### [To be done]
In the entries that follow, find the word "Kirkpatrick" and report each line it is on.

### [Information given]
__________________________________________________
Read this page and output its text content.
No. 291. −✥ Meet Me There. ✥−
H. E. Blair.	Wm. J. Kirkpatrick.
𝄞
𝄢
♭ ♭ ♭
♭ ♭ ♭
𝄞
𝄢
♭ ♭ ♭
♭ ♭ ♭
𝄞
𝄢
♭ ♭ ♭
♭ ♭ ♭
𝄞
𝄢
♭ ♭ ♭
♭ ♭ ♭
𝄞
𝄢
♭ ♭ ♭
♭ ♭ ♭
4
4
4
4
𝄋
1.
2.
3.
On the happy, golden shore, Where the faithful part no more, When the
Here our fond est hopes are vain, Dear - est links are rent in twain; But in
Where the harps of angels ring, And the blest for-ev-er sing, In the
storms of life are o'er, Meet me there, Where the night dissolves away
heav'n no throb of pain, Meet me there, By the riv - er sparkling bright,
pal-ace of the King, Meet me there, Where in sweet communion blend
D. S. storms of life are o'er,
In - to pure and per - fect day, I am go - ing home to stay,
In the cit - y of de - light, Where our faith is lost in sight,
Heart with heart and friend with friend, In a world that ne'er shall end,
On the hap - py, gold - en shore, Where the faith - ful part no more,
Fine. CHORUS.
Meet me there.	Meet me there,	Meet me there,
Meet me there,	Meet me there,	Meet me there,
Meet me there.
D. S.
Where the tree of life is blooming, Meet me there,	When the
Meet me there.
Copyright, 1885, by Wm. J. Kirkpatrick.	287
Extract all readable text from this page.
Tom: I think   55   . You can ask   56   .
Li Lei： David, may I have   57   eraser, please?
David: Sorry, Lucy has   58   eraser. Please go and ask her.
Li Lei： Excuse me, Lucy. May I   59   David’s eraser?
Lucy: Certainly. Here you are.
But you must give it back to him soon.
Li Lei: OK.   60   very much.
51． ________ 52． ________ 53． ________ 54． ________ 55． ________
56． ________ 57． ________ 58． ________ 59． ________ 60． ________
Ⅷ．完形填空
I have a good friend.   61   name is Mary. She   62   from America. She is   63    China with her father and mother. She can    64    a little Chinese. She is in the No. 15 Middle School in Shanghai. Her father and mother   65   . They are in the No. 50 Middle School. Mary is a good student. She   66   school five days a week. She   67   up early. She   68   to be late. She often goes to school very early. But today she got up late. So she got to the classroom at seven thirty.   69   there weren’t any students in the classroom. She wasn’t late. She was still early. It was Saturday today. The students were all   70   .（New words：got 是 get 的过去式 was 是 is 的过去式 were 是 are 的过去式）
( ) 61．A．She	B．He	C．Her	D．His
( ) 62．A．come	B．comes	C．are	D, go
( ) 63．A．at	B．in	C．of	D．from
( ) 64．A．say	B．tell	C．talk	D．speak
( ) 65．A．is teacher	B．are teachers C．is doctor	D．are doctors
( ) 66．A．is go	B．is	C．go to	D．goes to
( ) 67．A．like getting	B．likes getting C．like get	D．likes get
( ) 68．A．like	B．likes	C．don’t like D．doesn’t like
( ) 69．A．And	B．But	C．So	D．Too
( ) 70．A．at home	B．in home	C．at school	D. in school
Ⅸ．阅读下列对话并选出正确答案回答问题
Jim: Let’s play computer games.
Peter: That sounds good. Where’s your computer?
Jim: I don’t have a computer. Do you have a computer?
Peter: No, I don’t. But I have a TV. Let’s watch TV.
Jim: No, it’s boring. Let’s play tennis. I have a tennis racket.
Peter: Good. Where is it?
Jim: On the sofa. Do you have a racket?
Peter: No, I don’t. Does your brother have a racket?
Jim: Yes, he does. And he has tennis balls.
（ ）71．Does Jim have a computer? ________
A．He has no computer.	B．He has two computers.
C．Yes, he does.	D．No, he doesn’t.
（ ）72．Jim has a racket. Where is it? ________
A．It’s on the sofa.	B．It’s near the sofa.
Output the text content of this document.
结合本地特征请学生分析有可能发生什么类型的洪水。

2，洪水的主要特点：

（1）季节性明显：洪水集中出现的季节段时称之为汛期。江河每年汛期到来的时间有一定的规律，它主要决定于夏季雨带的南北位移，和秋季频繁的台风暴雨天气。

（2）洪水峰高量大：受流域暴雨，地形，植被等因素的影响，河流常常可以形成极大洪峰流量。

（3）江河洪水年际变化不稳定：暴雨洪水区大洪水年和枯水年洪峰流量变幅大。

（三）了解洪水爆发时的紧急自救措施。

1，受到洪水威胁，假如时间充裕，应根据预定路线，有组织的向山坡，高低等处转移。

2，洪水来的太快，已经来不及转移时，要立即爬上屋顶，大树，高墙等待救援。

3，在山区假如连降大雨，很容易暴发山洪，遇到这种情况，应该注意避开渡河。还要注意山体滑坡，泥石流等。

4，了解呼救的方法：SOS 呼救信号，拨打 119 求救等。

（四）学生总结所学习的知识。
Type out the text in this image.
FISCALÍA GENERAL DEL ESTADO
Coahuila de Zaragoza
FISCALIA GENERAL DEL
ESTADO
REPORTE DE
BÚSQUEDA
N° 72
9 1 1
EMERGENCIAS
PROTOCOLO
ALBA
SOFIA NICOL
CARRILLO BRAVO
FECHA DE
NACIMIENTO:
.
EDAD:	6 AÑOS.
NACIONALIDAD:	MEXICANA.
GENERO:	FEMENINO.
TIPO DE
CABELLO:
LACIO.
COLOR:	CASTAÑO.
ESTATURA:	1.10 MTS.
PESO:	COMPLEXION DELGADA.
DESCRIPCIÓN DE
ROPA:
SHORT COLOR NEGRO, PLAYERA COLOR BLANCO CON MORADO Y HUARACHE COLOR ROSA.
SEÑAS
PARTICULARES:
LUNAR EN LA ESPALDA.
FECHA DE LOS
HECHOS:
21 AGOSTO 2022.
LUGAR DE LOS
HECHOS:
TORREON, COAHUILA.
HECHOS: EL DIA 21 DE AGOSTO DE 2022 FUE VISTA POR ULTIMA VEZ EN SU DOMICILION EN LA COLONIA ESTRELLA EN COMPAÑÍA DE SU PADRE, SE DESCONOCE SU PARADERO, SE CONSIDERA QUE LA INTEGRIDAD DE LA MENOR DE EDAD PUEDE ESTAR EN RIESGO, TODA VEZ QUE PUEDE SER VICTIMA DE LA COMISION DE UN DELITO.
__________________________________________________
### [Result]
H. E. Blair.	Wm. J. Kirkpatrick.
Copyright, 1885, by Wm. J. Kirkpatrick.	287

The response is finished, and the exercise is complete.